(Region and label listings)
....

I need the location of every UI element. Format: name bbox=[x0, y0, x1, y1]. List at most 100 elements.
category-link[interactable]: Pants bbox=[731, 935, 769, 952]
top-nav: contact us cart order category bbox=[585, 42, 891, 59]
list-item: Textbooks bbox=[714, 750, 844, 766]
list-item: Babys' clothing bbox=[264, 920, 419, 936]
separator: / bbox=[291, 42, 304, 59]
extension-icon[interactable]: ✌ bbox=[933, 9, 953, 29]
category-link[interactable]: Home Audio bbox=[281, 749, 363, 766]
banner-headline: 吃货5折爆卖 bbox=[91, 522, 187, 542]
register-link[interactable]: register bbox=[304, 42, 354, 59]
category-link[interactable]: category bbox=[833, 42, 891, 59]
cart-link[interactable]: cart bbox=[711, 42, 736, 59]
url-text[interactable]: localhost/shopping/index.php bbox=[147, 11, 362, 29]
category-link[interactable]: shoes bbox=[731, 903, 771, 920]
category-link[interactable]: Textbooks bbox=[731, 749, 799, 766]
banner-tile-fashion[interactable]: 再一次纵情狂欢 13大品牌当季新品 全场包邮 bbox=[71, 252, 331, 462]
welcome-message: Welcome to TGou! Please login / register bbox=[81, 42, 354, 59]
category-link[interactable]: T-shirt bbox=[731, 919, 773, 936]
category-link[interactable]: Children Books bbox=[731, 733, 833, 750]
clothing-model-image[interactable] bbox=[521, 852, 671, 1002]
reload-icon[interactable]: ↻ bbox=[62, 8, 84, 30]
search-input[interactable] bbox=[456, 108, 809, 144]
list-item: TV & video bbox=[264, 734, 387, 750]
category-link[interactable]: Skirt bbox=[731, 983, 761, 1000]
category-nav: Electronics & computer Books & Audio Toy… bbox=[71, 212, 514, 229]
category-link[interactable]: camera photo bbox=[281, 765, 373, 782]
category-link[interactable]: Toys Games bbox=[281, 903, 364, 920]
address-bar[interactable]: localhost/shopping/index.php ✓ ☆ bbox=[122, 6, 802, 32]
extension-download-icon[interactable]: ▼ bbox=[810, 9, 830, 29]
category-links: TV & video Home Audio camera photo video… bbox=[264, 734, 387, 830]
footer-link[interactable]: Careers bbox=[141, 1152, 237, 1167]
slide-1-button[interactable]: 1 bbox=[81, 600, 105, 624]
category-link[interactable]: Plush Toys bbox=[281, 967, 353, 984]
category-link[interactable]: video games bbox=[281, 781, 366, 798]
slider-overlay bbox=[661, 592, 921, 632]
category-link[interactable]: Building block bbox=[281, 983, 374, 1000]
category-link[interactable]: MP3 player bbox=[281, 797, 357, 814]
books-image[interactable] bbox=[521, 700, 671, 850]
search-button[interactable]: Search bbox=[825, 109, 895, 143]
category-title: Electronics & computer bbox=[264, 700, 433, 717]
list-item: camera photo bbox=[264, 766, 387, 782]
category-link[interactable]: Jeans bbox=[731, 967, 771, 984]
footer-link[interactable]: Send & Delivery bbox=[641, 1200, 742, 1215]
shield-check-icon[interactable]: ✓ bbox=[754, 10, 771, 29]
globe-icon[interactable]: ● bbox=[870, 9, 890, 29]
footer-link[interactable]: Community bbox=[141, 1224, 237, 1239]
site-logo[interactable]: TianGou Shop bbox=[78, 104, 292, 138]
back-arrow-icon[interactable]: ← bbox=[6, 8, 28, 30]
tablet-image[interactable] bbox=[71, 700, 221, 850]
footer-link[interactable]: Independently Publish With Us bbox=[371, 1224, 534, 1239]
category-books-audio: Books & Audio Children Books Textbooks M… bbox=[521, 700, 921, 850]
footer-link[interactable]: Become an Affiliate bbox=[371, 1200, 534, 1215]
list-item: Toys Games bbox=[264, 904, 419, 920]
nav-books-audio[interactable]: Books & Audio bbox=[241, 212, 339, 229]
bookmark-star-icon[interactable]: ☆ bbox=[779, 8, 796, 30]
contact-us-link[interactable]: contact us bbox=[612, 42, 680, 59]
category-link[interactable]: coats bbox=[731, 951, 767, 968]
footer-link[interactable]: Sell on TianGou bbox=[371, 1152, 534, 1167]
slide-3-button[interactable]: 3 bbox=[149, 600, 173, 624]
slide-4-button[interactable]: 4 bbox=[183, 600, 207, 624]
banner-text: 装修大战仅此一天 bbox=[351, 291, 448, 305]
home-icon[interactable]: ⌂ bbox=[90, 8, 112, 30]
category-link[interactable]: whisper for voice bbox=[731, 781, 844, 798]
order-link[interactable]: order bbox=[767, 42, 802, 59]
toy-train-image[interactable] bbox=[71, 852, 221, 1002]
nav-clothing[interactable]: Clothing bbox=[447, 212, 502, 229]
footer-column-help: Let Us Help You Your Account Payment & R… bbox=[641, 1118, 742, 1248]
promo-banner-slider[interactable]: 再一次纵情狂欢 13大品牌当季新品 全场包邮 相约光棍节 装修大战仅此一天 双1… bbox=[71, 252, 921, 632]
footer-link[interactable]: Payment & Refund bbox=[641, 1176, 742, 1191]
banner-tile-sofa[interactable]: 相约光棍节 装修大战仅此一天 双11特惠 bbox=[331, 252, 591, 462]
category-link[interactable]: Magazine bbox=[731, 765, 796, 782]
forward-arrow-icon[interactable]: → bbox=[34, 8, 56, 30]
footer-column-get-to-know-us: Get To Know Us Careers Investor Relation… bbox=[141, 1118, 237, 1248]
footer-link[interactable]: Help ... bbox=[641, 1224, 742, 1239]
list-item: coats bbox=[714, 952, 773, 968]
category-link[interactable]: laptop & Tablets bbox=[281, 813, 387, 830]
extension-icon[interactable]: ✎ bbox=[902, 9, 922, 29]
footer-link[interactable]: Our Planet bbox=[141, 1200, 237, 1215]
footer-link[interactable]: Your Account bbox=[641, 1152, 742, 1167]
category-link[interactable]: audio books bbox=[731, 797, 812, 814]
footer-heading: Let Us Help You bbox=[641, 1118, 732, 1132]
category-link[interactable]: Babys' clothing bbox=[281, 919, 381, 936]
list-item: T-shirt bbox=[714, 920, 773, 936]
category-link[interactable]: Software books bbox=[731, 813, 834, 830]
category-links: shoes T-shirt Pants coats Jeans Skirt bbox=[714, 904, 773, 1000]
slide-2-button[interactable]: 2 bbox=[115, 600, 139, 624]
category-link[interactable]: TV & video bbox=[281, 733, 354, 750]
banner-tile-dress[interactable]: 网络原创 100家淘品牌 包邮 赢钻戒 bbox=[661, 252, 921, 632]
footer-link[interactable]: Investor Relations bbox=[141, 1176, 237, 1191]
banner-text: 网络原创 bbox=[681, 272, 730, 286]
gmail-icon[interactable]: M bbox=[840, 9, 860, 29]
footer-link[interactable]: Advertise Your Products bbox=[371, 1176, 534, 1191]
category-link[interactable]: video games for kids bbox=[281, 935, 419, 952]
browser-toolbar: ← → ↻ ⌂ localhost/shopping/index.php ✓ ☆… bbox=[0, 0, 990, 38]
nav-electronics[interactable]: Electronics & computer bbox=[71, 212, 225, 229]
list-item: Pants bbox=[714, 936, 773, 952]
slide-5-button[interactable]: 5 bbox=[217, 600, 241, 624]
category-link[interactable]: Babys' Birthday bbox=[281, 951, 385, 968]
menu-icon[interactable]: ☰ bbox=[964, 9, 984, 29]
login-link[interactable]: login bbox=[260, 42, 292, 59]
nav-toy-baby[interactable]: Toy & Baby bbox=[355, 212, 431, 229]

....

Directive:
Reproduce the records unchanged, from their first line through the line holding "category-links: TV &", inclusive.

Complete response:
I need the location of every UI element. Format: name bbox=[x0, y0, x1, y1]. List at most 100 elements.
category-link[interactable]: Pants bbox=[731, 935, 769, 952]
top-nav: contact us cart order category bbox=[585, 42, 891, 59]
list-item: Textbooks bbox=[714, 750, 844, 766]
list-item: Babys' clothing bbox=[264, 920, 419, 936]
separator: / bbox=[291, 42, 304, 59]
extension-icon[interactable]: ✌ bbox=[933, 9, 953, 29]
category-link[interactable]: Home Audio bbox=[281, 749, 363, 766]
banner-headline: 吃货5折爆卖 bbox=[91, 522, 187, 542]
register-link[interactable]: register bbox=[304, 42, 354, 59]
category-link[interactable]: category bbox=[833, 42, 891, 59]
cart-link[interactable]: cart bbox=[711, 42, 736, 59]
url-text[interactable]: localhost/shopping/index.php bbox=[147, 11, 362, 29]
category-link[interactable]: shoes bbox=[731, 903, 771, 920]
category-link[interactable]: Textbooks bbox=[731, 749, 799, 766]
banner-tile-fashion[interactable]: 再一次纵情狂欢 13大品牌当季新品 全场包邮 bbox=[71, 252, 331, 462]
welcome-message: Welcome to TGou! Please login / register bbox=[81, 42, 354, 59]
category-link[interactable]: T-shirt bbox=[731, 919, 773, 936]
category-link[interactable]: Children Books bbox=[731, 733, 833, 750]
clothing-model-image[interactable] bbox=[521, 852, 671, 1002]
reload-icon[interactable]: ↻ bbox=[62, 8, 84, 30]
search-input[interactable] bbox=[456, 108, 809, 144]
list-item: TV & video bbox=[264, 734, 387, 750]
category-link[interactable]: Skirt bbox=[731, 983, 761, 1000]
category-nav: Electronics & computer Books & Audio Toy… bbox=[71, 212, 514, 229]
category-link[interactable]: camera photo bbox=[281, 765, 373, 782]
category-link[interactable]: Toys Games bbox=[281, 903, 364, 920]
address-bar[interactable]: localhost/shopping/index.php ✓ ☆ bbox=[122, 6, 802, 32]
extension-download-icon[interactable]: ▼ bbox=[810, 9, 830, 29]
category-links: TV & video Home Audio camera photo video… bbox=[264, 734, 387, 830]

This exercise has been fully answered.